### Artykuł
········
Za zwieńczoną ostrymi szczytami wyspą Tindholmur leży Gásadalur. Przez stulecia mieszkało tutaj sześćdziesiąt osób. Obecnie jest ich tu tylko szesnaścioro.
Tak zaczyna się nakręcony w 1990 roku duński dokument “1700 meter fra fremtiden”. Jego bohaterami są mieszkańcy jedynej wówczas farerskiej osady pozostającej bez drogowego połączenia ze światem. Opowiadają w nim o warunkach życia w swoim mikroświecie odciętym od reszty archipelagu. Dzielą się swymi nadziejami i obawami związanymi z planowaną budową tunelu do Gásadalur.
Gásadalur jest bardzo odizolowanym miejscem, otoczonym wysokimi wzgórzami. Jedyna ścieżka do sąsiedniej osady prowadzi przez góry. Dziesięć lat temu zdecydowano, że Gásadalur nie może umrzeć. Postanowiono wydrążyć drogę przez górę. Tunel o długości prawie 2 km połączy wieś ze światem zewnętrznym.
Do niego też nawiązuje w tytule swego dokumentu “1700 metrów od przyszłości” reżyserka Ulla Boje Rasmussen.
Spokojny, pięknie kreślący klimat Gásadalur film (wyróżniony między innymi Duńską Nagrodą Filmową za najlepszy dokument) porusza sporo tematów. Nieuchronnej jak się zdaje nowoczesności pukającej do najdalszych zakamarków archipelagu. Życia od wieków w głębokiej izolacji. Błahych wyzwań codzienności. Licznych obaw mieszkańców o to, co przyniesie kontakt ze światem zewnętrznym. I co już przynosi.
Ci z nas, którzy mieszkają w większych miastach, mają romantyczne wyobrażenie, że tutaj jest dobre miejsce do życia. Ale gdy mieszkasz w Gásadalur przez cały rok, to inna historia.
········
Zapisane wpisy
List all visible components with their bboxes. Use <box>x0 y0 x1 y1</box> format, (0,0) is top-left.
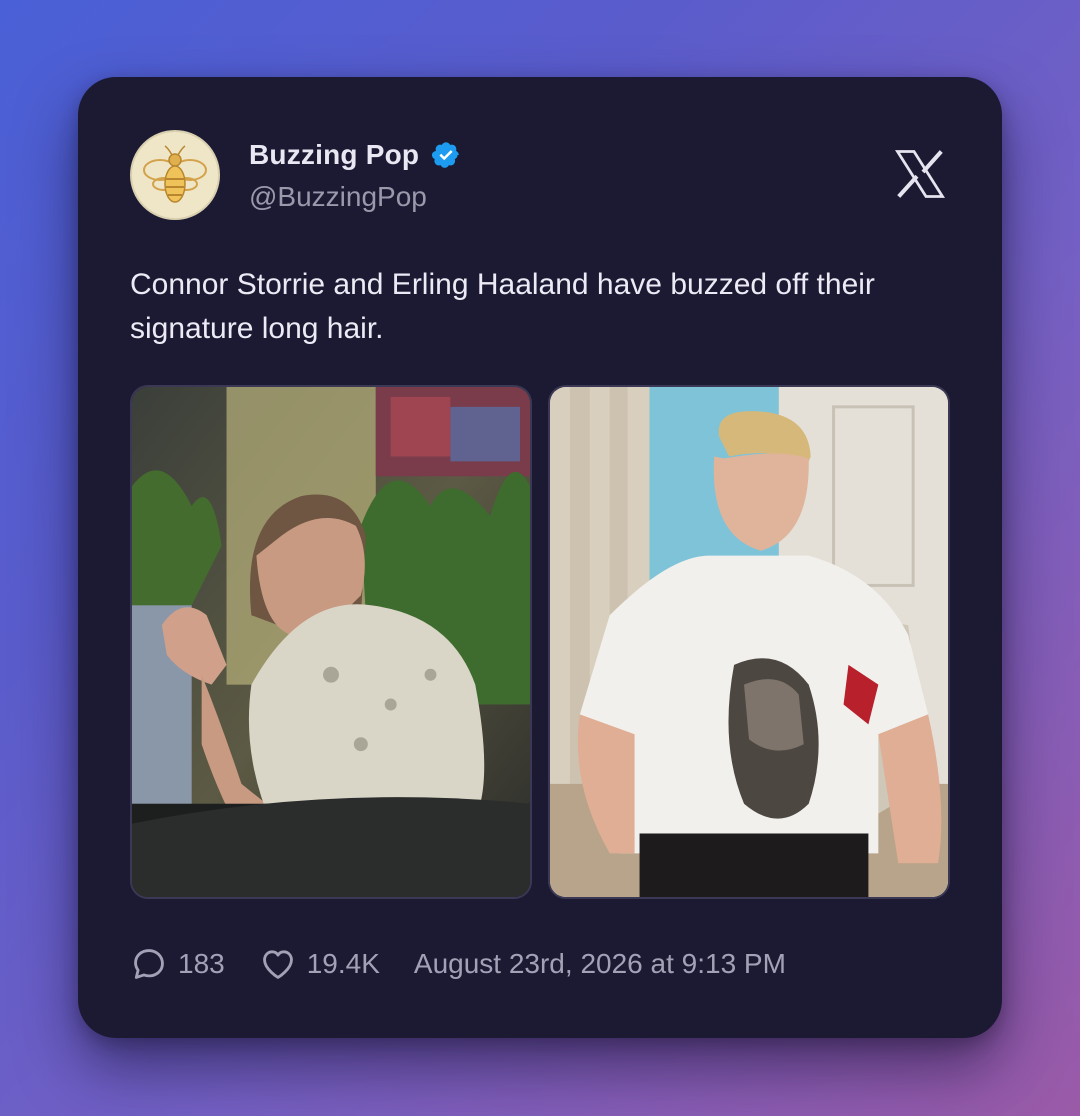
photo-man-white-tshirt[interactable] <box>548 385 950 899</box>
heart-icon <box>262 950 293 979</box>
tweet-footer: 183 19.4K August 23rd, 2026 at 9:13 PM <box>130 945 786 983</box>
author-name-row[interactable]: Buzzing Pop <box>249 139 461 171</box>
like-count: 19.4K <box>306 948 380 979</box>
tweet-card: Buzzing Pop @BuzzingPop Connor Storrie a… <box>78 77 1002 1038</box>
timestamp[interactable]: August 23rd, 2026 at 9:13 PM <box>414 948 786 980</box>
reply-icon <box>134 949 164 979</box>
reply-count: 183 <box>178 948 225 979</box>
author-handle[interactable]: @BuzzingPop <box>249 181 427 213</box>
photo-restaurant-man[interactable] <box>130 385 532 899</box>
author-display-name[interactable]: Buzzing Pop <box>249 139 419 171</box>
avatar[interactable] <box>130 130 220 220</box>
reply-stat[interactable]: 183 <box>130 945 225 983</box>
verified-badge-icon <box>432 142 459 168</box>
like-stat[interactable]: 19.4K <box>259 945 380 983</box>
bee-icon <box>143 145 207 203</box>
media-grid <box>130 385 950 899</box>
photo-right-illustration <box>550 387 948 897</box>
x-logo-icon[interactable] <box>890 143 950 205</box>
photo-left-illustration <box>132 387 530 897</box>
tweet-text: Connor Storrie and Erling Haaland have b… <box>130 268 875 345</box>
········
### Treść zadania
Napisz dalszą część artykułu o Gásadalur i dokumencie „1700 metrów od przyszłości”, zaczynając po jego ostatnim zdaniu. Rekordy to materiał odrębny od artykułu.

### Rozwiązanie zadania
Za i przeciw
Kiedy czegoś potrzebujesz, od razu zastanawiasz się, kiedy przyleci helikopter. Jeśli jest poniedziałek, musisz poczekać do środy. Ale kiedy pojawi się tunel, będziemy mogli po prostu pojechać po to, czego potrzebujemy i od razu z tego skorzystać.
Jest nas szesnaścioro w Gásadalur. Jestem jednym z najmłodszych. Mamy jedno dziecko we wsi, dziewięcioletniego chłopca. Reszta to osoby starsze (…) Potrzebujemy świeżej krwi. Sprawnych ludzi prawie już tutaj nie ma. Musimy mieć ten tunel, inaczej wioska umrze.
Tunel to nie tylko błogosławieństwo. Przyniesie ze sobą dobre jak i złe rzeczy. Tym bardziej, jeśli pozwolą na budowę tutaj domków letniskowych. Będą organizować imprezy. Wszędzie będą walały się butelki, więc nie będzie już mocna chodzić o bosej stopie.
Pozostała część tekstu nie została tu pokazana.